STATED GOAL.
In the records that follow, locate every line with "Value" and extract it.

· · · ·

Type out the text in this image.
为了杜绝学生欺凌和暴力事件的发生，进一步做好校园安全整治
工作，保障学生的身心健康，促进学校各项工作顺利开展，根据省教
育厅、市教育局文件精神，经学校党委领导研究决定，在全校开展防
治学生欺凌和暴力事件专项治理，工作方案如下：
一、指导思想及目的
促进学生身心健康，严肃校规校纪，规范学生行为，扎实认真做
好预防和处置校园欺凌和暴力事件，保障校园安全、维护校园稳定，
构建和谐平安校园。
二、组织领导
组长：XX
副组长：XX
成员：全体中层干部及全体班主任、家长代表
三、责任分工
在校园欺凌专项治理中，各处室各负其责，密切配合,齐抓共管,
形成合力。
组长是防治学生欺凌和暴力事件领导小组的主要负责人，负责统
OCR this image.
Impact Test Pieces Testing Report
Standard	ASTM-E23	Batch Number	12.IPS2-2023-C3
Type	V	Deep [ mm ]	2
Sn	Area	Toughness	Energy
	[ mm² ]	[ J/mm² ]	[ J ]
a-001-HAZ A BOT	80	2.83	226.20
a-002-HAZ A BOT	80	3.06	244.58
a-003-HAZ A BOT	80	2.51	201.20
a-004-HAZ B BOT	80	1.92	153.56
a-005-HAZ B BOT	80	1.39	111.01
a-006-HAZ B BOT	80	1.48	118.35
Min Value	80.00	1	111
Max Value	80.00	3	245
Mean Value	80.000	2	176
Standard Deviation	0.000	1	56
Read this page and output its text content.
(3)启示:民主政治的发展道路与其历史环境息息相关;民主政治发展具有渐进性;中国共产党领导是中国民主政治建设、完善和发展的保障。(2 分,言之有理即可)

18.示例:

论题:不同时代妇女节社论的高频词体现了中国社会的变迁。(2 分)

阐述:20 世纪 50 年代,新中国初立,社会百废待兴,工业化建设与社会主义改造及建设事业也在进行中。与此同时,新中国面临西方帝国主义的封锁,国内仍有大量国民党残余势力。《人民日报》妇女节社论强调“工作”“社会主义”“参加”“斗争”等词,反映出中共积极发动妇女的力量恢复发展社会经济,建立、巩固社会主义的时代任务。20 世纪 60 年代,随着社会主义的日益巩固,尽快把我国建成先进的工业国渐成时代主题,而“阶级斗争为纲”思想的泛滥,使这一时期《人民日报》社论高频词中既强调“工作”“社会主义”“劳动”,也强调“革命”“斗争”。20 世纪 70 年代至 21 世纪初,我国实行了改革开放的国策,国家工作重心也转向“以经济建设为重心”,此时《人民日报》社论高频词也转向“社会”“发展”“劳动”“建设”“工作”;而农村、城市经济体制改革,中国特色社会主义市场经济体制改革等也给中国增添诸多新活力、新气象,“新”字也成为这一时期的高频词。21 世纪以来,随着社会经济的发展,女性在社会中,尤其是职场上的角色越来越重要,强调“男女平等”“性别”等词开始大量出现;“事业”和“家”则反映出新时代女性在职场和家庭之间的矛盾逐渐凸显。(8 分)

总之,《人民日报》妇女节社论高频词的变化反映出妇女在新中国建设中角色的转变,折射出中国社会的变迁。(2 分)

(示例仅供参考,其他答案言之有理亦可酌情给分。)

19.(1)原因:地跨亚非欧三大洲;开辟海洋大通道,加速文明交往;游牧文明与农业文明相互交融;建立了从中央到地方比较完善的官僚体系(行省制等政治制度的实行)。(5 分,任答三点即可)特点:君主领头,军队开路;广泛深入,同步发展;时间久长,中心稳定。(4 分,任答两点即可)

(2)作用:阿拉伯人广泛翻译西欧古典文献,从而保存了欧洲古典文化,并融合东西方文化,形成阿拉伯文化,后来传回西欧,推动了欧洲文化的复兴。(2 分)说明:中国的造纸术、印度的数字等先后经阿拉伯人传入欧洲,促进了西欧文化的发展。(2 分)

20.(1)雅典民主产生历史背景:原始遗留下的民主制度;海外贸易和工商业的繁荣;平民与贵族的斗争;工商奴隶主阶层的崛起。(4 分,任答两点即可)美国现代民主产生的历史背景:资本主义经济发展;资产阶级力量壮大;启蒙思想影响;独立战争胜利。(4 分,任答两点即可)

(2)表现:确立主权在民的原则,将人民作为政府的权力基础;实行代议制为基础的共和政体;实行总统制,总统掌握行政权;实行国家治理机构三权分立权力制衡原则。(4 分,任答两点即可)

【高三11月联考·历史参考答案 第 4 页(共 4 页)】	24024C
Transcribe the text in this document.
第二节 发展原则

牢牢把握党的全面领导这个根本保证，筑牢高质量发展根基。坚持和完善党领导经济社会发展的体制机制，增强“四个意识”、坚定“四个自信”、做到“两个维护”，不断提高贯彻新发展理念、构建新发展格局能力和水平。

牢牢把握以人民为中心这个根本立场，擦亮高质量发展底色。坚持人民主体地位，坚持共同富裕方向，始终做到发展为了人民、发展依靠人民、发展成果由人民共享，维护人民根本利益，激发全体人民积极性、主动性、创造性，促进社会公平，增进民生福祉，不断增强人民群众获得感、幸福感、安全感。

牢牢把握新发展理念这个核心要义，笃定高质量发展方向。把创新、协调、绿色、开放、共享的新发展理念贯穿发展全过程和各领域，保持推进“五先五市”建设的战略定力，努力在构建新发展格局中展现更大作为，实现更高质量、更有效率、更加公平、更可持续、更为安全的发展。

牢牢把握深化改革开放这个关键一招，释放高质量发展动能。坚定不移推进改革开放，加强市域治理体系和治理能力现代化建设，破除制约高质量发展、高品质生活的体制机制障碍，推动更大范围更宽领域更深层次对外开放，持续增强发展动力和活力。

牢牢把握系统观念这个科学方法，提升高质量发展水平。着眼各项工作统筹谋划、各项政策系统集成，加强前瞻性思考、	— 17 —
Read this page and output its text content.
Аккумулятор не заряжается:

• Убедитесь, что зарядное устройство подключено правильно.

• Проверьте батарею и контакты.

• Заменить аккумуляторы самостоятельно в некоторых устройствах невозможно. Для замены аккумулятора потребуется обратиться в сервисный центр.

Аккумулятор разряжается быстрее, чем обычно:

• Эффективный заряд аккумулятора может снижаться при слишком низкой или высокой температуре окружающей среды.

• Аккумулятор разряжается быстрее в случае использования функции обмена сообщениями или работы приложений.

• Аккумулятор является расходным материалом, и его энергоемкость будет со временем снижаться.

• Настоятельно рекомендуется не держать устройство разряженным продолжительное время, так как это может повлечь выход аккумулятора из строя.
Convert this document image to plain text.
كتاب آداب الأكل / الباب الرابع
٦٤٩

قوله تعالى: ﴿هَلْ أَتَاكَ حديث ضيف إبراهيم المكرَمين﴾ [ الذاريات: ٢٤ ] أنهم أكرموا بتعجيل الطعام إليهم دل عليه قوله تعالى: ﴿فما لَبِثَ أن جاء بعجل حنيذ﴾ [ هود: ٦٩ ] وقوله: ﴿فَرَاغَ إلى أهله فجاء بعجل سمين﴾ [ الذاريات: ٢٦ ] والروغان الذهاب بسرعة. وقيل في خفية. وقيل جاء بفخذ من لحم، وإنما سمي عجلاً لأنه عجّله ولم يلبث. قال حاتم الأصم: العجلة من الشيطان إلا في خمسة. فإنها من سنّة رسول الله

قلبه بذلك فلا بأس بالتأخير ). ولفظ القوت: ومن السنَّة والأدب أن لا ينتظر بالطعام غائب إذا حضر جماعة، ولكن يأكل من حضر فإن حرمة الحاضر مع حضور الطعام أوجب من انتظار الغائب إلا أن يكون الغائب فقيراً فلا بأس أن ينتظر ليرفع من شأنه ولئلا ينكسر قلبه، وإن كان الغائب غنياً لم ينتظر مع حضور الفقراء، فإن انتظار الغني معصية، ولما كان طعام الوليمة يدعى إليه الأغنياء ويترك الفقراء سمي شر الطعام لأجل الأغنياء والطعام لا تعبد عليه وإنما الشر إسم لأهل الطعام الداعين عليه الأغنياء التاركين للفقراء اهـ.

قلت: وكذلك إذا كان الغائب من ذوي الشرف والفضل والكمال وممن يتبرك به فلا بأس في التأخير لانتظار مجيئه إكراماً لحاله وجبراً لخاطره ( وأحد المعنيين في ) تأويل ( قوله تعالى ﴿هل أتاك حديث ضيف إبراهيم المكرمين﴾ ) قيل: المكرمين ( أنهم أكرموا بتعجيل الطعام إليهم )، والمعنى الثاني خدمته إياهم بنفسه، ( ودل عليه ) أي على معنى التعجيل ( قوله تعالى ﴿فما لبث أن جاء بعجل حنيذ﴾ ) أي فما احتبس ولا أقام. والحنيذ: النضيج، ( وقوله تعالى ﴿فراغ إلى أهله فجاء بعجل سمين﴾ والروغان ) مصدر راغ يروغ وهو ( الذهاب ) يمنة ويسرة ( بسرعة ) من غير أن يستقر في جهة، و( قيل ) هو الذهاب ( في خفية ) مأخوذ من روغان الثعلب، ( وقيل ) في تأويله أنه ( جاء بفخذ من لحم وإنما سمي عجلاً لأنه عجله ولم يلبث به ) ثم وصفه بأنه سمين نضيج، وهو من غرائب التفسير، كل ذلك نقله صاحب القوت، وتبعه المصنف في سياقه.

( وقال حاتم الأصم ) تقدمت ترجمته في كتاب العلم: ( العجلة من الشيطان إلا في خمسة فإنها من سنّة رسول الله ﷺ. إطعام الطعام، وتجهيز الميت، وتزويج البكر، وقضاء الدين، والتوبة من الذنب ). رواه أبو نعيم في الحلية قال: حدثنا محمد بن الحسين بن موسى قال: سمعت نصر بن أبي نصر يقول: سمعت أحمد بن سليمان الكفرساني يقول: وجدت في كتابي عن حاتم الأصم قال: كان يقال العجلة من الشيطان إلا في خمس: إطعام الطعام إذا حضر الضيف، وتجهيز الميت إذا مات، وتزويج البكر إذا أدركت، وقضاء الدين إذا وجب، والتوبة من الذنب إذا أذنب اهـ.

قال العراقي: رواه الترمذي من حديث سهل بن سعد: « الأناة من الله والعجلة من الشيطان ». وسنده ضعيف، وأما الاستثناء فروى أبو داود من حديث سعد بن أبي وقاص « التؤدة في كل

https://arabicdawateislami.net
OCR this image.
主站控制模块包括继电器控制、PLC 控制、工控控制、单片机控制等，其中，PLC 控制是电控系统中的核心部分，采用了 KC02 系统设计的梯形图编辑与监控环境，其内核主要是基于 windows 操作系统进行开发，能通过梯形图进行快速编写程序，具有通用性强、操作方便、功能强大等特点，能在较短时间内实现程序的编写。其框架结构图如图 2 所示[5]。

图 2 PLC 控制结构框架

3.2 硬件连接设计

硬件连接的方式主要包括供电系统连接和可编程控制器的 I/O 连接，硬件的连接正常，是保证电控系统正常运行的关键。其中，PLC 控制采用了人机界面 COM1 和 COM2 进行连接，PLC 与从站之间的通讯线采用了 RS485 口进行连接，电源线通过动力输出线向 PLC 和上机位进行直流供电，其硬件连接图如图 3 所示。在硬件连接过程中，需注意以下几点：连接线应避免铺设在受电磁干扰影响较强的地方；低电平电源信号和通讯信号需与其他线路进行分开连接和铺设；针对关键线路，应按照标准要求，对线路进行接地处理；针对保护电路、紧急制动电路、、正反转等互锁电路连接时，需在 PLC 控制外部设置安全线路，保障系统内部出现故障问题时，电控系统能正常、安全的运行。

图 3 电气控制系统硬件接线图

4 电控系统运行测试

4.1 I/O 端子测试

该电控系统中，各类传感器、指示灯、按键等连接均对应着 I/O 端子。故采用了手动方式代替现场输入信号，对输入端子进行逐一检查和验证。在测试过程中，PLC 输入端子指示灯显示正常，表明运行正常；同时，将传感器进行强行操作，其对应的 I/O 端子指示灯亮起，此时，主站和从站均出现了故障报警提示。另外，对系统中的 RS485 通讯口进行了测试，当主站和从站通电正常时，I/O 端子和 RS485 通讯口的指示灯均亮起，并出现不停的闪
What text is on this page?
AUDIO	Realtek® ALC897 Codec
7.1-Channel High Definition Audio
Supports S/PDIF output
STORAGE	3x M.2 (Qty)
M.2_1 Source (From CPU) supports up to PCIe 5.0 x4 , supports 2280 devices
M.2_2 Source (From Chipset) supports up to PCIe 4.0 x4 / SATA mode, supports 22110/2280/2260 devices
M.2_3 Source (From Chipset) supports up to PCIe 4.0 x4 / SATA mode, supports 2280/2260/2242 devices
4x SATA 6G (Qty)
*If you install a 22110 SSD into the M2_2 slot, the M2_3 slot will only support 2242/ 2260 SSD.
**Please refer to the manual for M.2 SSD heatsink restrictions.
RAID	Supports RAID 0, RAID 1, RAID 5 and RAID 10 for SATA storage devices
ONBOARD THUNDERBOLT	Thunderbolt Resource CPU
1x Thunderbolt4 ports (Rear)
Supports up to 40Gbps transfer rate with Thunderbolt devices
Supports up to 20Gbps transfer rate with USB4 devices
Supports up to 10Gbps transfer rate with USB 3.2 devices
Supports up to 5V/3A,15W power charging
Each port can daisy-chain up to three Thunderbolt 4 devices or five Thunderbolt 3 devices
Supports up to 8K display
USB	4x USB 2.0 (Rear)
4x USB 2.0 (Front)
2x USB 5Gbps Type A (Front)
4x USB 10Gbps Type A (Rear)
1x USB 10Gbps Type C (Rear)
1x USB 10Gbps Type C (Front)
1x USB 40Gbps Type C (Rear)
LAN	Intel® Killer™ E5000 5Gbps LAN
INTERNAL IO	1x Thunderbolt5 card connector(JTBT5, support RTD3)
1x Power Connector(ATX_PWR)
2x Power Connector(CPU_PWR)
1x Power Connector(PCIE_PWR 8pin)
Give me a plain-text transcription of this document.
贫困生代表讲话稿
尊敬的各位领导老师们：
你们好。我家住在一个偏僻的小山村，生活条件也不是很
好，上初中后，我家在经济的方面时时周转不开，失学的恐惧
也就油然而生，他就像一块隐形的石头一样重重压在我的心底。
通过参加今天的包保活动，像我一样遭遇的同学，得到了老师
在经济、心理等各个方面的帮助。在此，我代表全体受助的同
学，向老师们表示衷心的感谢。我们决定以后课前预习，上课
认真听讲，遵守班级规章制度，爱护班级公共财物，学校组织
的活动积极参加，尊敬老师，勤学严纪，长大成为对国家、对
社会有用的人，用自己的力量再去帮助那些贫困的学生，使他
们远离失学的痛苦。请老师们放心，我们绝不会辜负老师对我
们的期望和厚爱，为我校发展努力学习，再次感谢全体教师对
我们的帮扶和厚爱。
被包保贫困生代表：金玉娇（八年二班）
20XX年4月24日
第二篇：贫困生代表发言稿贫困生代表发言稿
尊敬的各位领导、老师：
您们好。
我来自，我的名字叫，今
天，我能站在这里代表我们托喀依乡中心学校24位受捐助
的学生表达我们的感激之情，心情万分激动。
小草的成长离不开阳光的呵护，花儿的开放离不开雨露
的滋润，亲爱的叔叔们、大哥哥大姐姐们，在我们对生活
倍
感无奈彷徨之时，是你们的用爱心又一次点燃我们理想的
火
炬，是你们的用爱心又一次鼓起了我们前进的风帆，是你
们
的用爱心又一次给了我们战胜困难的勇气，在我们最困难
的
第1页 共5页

· · · ·

EXERCISE ANSWER.
Min Value	80.00	1	111
Max Value	80.00	3	245
Mean Value	80.000	2	176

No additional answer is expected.